- _DO THIS_: Copy out all of the data exactly as it appears.

- _MATERIAL PROVIDED_:
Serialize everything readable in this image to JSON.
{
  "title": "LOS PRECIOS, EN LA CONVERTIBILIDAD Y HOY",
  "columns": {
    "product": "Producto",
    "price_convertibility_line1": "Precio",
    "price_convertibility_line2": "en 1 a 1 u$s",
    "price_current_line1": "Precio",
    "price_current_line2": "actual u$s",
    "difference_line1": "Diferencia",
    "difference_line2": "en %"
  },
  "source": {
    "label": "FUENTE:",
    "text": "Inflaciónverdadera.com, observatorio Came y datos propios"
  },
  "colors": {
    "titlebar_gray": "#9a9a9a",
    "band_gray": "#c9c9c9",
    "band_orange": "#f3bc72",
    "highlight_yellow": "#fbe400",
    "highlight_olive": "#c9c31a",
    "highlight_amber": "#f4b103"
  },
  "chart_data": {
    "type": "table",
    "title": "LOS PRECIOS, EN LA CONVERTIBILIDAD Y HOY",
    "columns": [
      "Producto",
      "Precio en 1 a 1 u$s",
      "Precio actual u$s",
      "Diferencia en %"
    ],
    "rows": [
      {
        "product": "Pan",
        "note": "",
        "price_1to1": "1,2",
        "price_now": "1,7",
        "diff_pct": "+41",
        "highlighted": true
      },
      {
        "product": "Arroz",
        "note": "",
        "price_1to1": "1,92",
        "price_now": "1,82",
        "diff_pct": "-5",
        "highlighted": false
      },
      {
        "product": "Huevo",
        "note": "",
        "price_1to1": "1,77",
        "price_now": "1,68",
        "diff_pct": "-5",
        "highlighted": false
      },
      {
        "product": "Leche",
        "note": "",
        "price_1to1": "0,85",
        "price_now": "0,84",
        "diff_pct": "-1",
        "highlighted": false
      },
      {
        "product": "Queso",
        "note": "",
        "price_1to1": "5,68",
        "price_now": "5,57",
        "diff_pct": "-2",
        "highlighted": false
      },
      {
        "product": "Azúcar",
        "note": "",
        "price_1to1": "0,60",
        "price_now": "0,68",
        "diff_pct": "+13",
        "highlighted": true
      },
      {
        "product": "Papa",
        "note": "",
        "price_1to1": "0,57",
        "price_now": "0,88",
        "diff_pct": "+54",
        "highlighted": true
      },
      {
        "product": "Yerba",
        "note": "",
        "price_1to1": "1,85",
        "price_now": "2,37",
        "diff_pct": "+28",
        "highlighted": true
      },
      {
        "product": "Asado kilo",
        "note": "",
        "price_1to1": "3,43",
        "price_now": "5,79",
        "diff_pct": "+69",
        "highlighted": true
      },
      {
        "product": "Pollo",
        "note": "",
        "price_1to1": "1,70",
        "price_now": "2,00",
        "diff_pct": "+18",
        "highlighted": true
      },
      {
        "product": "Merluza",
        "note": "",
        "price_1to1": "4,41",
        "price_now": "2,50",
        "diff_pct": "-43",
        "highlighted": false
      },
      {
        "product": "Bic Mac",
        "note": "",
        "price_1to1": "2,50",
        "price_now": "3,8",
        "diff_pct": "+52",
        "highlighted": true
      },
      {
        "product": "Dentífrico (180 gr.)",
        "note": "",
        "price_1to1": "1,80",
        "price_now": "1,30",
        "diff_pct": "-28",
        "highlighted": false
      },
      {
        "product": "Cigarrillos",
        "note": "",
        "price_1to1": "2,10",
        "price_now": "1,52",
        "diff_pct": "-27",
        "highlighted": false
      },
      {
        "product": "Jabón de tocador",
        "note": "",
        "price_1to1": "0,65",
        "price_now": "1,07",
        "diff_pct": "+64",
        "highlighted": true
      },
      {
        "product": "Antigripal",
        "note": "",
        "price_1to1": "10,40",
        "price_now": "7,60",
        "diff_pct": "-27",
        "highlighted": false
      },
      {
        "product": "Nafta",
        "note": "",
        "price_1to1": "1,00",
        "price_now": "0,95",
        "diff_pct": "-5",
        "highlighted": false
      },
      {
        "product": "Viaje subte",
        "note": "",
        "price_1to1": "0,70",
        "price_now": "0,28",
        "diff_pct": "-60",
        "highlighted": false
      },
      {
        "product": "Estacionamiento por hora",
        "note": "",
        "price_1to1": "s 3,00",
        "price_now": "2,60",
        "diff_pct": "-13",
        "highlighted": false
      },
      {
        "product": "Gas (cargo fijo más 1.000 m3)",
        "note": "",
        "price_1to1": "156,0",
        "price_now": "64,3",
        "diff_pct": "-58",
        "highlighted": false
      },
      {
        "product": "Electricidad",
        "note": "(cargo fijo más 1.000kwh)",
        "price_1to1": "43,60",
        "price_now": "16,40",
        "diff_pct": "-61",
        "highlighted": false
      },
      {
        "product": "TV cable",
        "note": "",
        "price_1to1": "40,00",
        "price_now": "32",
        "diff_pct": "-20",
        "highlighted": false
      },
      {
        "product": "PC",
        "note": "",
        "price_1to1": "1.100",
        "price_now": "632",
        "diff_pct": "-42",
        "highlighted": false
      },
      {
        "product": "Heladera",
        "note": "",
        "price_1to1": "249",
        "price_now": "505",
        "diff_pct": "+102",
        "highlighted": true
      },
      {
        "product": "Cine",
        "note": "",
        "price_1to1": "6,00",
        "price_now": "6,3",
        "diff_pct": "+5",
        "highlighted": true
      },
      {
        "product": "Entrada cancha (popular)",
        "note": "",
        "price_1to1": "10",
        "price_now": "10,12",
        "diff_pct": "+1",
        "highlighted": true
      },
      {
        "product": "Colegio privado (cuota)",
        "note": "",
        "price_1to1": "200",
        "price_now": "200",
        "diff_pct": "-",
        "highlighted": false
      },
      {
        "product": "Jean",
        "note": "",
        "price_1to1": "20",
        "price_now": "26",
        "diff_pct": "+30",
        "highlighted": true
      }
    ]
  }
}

- _OUTPUT BELOW_:
Serialize everything readable in this image to JSON.
{
  "title": "LOS PRECIOS, EN LA CONVERTIBILIDAD Y HOY",
  "columns": {
    "product": "Producto",
    "price_convertibility_line1": "Precio",
    "price_convertibility_line2": "en 1 a 1 u$s",
    "price_current_line1": "Precio",
    "price_current_line2": "actual u$s",
    "difference_line1": "Diferencia",
    "difference_line2": "en %"
  },
  "source": {
    "label": "FUENTE:",
    "text": "Inflaciónverdadera.com, observatorio Came y datos propios"
  },
  "colors": {
    "titlebar_gray": "#9a9a9a",
    "band_gray": "#c9c9c9",
    "band_orange": "#f3bc72",
    "highlight_yellow": "#fbe400",
    "highlight_olive": "#c9c31a",
    "highlight_amber": "#f4b103"
  },
  "chart_data": {
    "type": "table",
    "title": "LOS PRECIOS, EN LA CONVERTIBILIDAD Y HOY",
    "columns": [
      "Producto",
      "Precio en 1 a 1 u$s",
      "Precio actual u$s",
      "Diferencia en %"
    ],
    "rows": [
      {
        "product": "Pan",
        "note": "",
        "price_1to1": "1,2",
        "price_now": "1,7",
        "diff_pct": "+41",
        "highlighted": true
      },
      {
        "product": "Arroz",
        "note": "",
        "price_1to1": "1,92",
        "price_now": "1,82",
        "diff_pct": "-5",
        "highlighted": false
      },
      {
        "product": "Huevo",
        "note": "",
        "price_1to1": "1,77",
        "price_now": "1,68",
        "diff_pct": "-5",
        "highlighted": false
      },
      {
        "product": "Leche",
        "note": "",
        "price_1to1": "0,85",
        "price_now": "0,84",
        "diff_pct": "-1",
        "highlighted": false
      },
      {
        "product": "Queso",
        "note": "",
        "price_1to1": "5,68",
        "price_now": "5,57",
        "diff_pct": "-2",
        "highlighted": false
      },
      {
        "product": "Azúcar",
        "note": "",
        "price_1to1": "0,60",
        "price_now": "0,68",
        "diff_pct": "+13",
        "highlighted": true
      },
      {
        "product": "Papa",
        "note": "",
        "price_1to1": "0,57",
        "price_now": "0,88",
        "diff_pct": "+54",
        "highlighted": true
      },
      {
        "product": "Yerba",
        "note": "",
        "price_1to1": "1,85",
        "price_now": "2,37",
        "diff_pct": "+28",
        "highlighted": true
      },
      {
        "product": "Asado kilo",
        "note": "",
        "price_1to1": "3,43",
        "price_now": "5,79",
        "diff_pct": "+69",
        "highlighted": true
      },
      {
        "product": "Pollo",
        "note": "",
        "price_1to1": "1,70",
        "price_now": "2,00",
        "diff_pct": "+18",
        "highlighted": true
      },
      {
        "product": "Merluza",
        "note": "",
        "price_1to1": "4,41",
        "price_now": "2,50",
        "diff_pct": "-43",
        "highlighted": false
      },
      {
        "product": "Bic Mac",
        "note": "",
        "price_1to1": "2,50",
        "price_now": "3,8",
        "diff_pct": "+52",
        "highlighted": true
      },
      {
        "product": "Dentífrico (180 gr.)",
        "note": "",
        "price_1to1": "1,80",
        "price_now": "1,30",
        "diff_pct": "-28",
        "highlighted": false
      },
      {
        "product": "Cigarrillos",
        "note": "",
        "price_1to1": "2,10",
        "price_now": "1,52",
        "diff_pct": "-27",
        "highlighted": false
      },
      {
        "product": "Jabón de tocador",
        "note": "",
        "price_1to1": "0,65",
        "price_now": "1,07",
        "diff_pct": "+64",
        "highlighted": true
      },
      {
        "product": "Antigripal",
        "note": "",
        "price_1to1": "10,40",
        "price_now": "7,60",
        "diff_pct": "-27",
        "highlighted": false
      },
      {
        "product": "Nafta",
        "note": "",
        "price_1to1": "1,00",
        "price_now": "0,95",
        "diff_pct": "-5",
        "highlighted": false
      },
      {
        "product": "Viaje subte",
        "note": "",
        "price_1to1": "0,70",
        "price_now": "0,28",
        "diff_pct": "-60",
        "highlighted": false
      },
      {
        "product": "Estacionamiento por hora",
        "note": "",
        "price_1to1": "s 3,00",
        "price_now": "2,60",
        "diff_pct": "-13",
        "highlighted": false
      },
      {
        "product": "Gas (cargo fijo más 1.000 m3)",
        "note": "",
        "price_1to1": "156,0",
        "price_now": "64,3",
        "diff_pct": "-58",
        "highlighted": false
      },
      {
        "product": "Electricidad",
        "note": "(cargo fijo más 1.000kwh)",
        "price_1to1": "43,60",
        "price_now": "16,40",
        "diff_pct": "-61",
        "highlighted": false
      },
      {
        "product": "TV cable",
        "note": "",
        "price_1to1": "40,00",
        "price_now": "32",
        "diff_pct": "-20",
        "highlighted": false
      },
      {
        "product": "PC",
        "note": "",
        "price_1to1": "1.100",
        "price_now": "632",
        "diff_pct": "-42",
        "highlighted": false
      },
      {
        "product": "Heladera",
        "note": "",
        "price_1to1": "249",
        "price_now": "505",
        "diff_pct": "+102",
        "highlighted": true
      },
      {
        "product": "Cine",
        "note": "",
        "price_1to1": "6,00",
        "price_now": "6,3",
        "diff_pct": "+5",
        "highlighted": true
      },
      {
        "product": "Entrada cancha (popular)",
        "note": "",
        "price_1to1": "10",
        "price_now": "10,12",
        "diff_pct": "+1",
        "highlighted": true
      },
      {
        "product": "Colegio privado (cuota)",
        "note": "",
        "price_1to1": "200",
        "price_now": "200",
        "diff_pct": "-",
        "highlighted": false
      },
      {
        "product": "Jean",
        "note": "",
        "price_1to1": "20",
        "price_now": "26",
        "diff_pct": "+30",
        "highlighted": true
      }
    ]
  }
}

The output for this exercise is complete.